What the task asks: Search the records for the word "Nacional" and pick out every line that has it.

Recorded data
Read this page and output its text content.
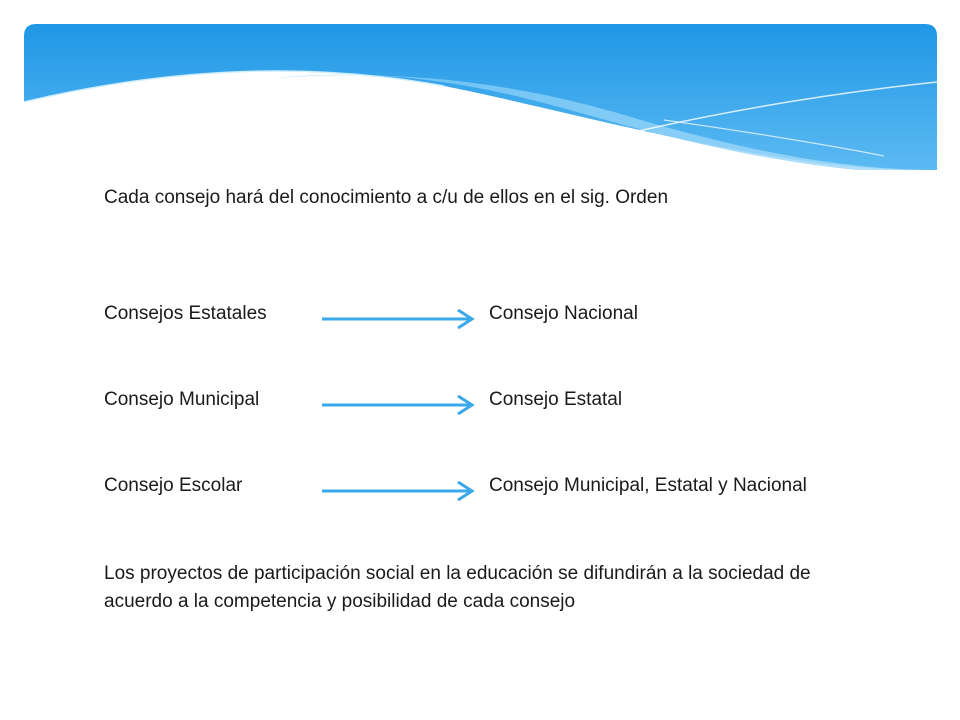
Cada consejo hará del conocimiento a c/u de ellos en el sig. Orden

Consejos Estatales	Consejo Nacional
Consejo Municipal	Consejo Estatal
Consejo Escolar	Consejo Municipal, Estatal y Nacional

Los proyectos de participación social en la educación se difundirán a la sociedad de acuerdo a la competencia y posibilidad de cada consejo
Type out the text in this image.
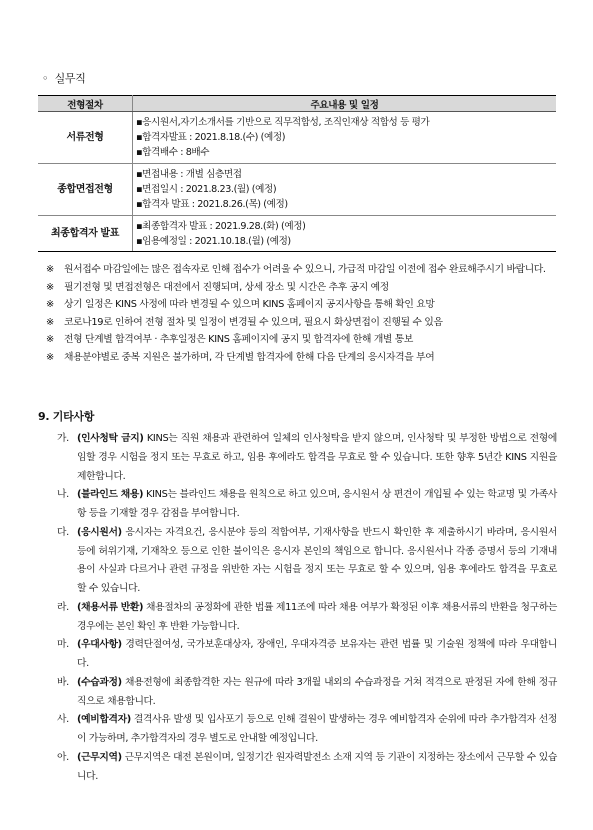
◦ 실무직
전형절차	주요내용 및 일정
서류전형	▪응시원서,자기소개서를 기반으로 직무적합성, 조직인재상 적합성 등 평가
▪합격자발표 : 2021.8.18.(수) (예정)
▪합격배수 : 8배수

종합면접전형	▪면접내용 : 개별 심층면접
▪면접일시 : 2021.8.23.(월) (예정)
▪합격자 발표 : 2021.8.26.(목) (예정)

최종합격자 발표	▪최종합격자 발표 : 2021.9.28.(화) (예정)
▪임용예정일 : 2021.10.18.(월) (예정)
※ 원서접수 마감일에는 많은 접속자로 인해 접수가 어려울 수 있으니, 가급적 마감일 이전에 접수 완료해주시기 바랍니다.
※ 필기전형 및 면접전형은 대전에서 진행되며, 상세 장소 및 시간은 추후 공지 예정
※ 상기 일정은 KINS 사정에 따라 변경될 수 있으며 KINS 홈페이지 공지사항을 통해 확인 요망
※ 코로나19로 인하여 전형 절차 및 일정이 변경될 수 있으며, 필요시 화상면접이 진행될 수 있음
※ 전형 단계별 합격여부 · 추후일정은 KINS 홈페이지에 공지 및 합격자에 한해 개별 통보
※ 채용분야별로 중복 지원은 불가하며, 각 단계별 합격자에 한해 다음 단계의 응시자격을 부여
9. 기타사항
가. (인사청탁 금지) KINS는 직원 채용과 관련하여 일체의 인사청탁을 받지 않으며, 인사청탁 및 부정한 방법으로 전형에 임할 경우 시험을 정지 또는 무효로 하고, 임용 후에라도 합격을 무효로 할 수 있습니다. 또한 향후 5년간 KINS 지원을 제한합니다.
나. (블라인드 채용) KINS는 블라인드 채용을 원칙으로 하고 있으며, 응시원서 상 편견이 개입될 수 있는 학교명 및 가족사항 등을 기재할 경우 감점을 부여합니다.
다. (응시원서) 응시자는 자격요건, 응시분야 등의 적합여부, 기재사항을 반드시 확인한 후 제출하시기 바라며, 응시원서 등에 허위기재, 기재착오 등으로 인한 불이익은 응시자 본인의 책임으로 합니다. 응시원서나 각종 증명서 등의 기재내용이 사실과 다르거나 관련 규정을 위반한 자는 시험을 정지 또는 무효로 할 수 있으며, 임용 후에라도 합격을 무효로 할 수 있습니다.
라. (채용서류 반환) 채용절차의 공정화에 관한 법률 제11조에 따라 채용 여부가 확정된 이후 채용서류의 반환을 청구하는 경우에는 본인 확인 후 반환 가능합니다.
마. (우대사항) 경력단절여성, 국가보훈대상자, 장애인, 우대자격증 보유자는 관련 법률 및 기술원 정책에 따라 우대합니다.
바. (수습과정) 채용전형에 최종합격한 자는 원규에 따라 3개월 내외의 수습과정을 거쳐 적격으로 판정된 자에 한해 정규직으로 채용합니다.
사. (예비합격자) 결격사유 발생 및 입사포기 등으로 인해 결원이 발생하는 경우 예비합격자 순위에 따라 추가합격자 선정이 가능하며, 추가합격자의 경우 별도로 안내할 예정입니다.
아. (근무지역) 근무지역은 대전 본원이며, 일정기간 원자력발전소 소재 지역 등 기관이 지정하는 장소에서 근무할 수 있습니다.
...
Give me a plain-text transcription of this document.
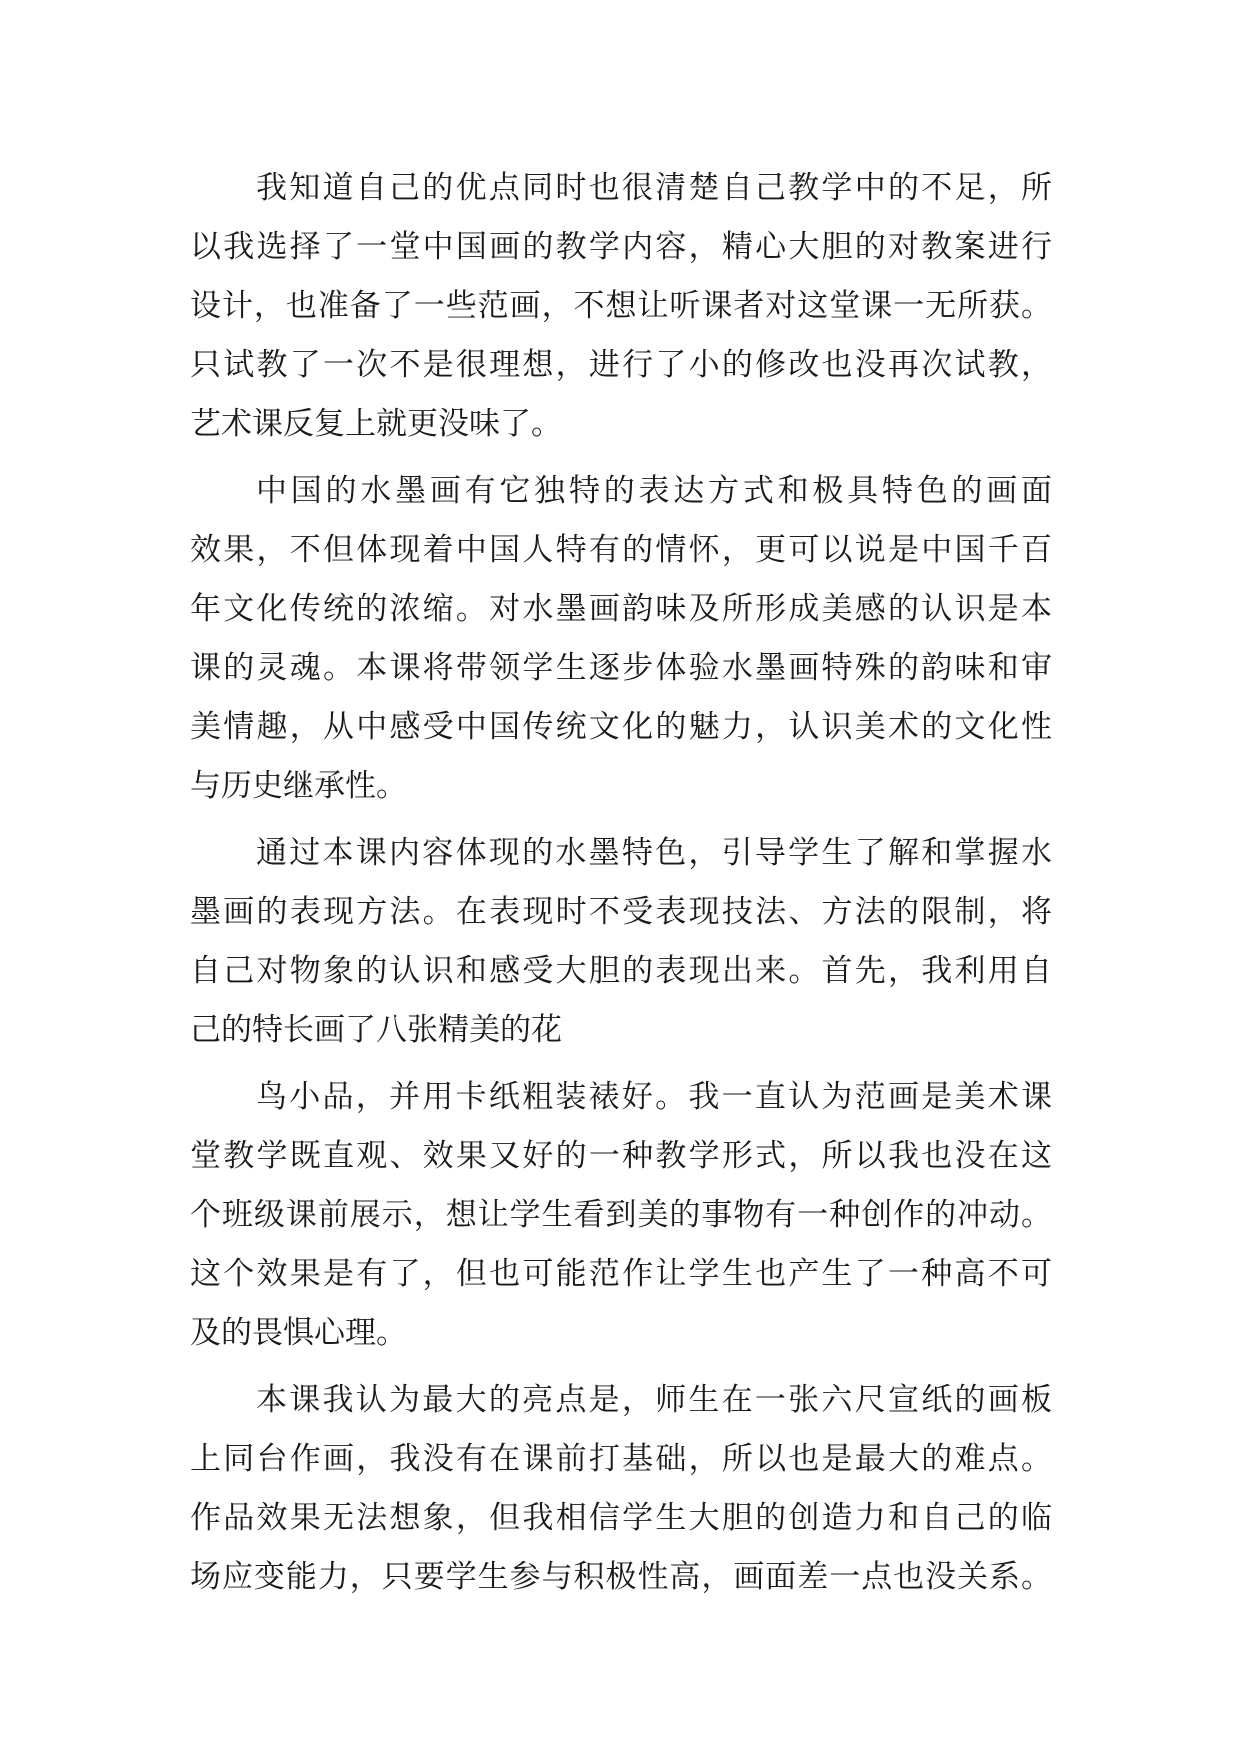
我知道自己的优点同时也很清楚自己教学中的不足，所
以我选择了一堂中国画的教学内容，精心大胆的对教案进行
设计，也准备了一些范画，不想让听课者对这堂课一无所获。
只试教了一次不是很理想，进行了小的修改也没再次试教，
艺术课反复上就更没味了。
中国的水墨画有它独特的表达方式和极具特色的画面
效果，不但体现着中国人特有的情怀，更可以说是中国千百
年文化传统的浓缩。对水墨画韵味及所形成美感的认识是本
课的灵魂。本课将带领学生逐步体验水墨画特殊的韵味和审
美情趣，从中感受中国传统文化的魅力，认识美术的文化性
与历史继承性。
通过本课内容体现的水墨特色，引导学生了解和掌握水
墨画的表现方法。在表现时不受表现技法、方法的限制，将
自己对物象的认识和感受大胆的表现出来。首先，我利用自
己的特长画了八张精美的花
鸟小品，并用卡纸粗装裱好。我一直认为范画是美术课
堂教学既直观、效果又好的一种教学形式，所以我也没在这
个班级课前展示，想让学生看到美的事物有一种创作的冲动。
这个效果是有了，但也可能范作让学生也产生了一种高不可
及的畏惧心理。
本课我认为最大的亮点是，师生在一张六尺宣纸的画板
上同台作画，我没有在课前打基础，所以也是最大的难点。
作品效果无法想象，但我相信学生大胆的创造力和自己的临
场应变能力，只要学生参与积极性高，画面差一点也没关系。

The output:
Consejos Estatales	Consejo Nacional
Consejo Escolar	Consejo Municipal, Estatal y Nacional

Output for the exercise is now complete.